- [SHORT TASK] Scan the listing below and copy every line holding "color".
----- DATA FOR THE TASK -----
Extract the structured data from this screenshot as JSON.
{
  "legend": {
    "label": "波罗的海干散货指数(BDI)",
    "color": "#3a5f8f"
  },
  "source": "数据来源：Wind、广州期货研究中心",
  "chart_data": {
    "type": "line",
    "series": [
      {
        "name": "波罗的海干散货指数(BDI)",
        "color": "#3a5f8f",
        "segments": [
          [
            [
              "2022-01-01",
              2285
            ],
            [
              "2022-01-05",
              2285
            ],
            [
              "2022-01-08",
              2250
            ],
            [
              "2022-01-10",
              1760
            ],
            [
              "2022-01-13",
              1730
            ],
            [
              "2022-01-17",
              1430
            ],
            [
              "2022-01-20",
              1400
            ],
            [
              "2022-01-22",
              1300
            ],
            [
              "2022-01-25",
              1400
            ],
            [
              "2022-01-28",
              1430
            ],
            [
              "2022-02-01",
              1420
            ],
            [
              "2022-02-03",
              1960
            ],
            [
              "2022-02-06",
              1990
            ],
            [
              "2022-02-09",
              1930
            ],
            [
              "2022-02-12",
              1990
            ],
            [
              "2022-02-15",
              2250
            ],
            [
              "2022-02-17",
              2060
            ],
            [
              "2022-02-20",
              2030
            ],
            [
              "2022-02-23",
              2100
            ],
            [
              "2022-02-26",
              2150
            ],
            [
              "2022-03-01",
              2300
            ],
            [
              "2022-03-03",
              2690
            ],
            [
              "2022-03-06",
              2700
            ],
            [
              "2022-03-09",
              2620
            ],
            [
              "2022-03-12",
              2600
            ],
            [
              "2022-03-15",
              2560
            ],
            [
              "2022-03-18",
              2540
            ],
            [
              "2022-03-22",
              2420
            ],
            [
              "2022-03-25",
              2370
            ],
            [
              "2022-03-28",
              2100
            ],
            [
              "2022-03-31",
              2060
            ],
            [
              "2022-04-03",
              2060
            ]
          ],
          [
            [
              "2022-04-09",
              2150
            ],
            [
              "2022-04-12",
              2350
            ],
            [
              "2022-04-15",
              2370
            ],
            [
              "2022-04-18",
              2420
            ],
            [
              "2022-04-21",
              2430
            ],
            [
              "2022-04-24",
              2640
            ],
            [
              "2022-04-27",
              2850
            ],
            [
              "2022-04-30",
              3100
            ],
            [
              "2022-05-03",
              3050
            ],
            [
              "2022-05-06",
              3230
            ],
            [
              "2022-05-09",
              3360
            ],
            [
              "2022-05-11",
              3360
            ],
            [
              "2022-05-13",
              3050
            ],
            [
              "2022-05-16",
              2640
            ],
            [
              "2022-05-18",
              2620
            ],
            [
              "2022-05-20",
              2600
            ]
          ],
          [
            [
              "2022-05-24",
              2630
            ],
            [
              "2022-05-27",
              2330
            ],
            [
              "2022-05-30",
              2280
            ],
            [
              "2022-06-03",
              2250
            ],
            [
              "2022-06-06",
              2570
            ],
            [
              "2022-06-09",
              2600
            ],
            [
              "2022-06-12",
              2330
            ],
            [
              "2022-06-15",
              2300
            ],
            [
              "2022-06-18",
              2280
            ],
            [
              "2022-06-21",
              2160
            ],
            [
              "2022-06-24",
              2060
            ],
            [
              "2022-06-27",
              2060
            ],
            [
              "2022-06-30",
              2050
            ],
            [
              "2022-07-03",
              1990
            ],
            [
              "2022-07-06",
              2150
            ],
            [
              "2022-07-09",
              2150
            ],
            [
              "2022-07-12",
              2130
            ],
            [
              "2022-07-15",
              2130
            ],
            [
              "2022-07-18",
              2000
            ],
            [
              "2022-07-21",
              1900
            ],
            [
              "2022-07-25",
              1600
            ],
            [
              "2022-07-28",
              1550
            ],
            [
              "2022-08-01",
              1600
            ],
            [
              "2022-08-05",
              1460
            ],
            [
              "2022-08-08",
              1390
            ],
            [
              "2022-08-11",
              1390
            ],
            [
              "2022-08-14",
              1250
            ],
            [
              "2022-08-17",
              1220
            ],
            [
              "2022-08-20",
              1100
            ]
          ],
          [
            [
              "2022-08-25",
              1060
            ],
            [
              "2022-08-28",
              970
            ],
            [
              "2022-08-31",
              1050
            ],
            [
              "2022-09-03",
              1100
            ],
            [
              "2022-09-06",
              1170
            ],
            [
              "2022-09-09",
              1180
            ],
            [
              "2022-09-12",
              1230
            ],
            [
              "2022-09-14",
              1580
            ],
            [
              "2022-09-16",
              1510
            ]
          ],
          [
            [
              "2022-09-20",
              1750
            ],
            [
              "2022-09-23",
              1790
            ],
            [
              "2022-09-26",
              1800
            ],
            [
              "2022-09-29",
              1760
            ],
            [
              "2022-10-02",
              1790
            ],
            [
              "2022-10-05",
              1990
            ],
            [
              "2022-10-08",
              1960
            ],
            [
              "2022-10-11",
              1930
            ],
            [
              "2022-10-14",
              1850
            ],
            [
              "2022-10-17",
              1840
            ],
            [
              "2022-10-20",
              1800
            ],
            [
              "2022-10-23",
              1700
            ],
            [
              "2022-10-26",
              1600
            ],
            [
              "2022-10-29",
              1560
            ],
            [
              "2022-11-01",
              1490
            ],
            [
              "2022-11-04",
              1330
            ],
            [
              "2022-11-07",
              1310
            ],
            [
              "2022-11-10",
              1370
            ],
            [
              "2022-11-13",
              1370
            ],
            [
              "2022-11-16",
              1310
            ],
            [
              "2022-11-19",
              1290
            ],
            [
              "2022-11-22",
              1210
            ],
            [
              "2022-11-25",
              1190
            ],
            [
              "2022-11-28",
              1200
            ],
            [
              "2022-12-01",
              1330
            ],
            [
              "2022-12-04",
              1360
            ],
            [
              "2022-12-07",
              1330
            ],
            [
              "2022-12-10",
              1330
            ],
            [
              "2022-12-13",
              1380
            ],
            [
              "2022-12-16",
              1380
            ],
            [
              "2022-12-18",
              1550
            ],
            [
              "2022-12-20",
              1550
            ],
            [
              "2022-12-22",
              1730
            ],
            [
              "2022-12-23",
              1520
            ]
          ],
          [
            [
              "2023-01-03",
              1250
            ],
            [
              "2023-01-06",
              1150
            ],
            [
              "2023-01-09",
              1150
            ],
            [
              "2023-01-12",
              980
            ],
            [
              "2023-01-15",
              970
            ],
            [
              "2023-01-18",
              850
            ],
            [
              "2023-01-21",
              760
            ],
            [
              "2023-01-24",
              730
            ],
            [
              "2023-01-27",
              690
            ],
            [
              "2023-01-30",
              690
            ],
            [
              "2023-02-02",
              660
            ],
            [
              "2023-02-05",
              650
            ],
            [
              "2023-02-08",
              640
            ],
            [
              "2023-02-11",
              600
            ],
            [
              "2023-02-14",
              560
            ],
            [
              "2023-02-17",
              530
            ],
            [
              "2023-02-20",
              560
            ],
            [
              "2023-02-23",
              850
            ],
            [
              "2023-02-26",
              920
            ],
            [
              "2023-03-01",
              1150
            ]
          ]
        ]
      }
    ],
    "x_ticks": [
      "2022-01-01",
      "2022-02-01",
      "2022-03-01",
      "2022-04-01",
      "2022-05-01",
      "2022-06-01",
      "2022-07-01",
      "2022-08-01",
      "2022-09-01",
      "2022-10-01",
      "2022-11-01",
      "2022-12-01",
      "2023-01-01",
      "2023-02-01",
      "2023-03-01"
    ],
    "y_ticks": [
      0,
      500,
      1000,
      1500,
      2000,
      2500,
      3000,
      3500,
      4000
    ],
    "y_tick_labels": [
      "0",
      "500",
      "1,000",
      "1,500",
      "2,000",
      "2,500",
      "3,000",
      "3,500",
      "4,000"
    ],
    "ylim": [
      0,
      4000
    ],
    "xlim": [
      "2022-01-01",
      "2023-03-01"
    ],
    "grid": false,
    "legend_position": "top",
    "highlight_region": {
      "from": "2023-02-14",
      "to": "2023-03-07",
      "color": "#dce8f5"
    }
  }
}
-----
- [TASK RESULT]
    "color": "#3a5f8f"
        "color": "#3a5f8f",
      "color": "#dce8f5"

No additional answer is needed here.